## What is asked
Check each line of the entries below for the string "belts"; copy every line where it appears.

## Extracted records
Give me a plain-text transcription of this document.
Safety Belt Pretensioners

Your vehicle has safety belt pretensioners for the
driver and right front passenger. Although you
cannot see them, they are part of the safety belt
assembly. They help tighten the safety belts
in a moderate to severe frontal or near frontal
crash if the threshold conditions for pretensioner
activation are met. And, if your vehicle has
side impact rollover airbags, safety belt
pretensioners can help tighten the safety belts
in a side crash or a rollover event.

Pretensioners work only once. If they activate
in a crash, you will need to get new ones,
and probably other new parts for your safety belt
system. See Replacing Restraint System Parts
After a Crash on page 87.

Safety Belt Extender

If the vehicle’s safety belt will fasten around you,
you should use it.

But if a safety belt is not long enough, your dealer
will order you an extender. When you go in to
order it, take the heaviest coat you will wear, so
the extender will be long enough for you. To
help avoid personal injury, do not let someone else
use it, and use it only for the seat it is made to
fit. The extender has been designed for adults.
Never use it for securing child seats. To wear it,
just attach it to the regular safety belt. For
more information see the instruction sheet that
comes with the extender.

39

## Answer to the exercise
assembly. They help tighten the safety belts
pretensioners can help tighten the safety belts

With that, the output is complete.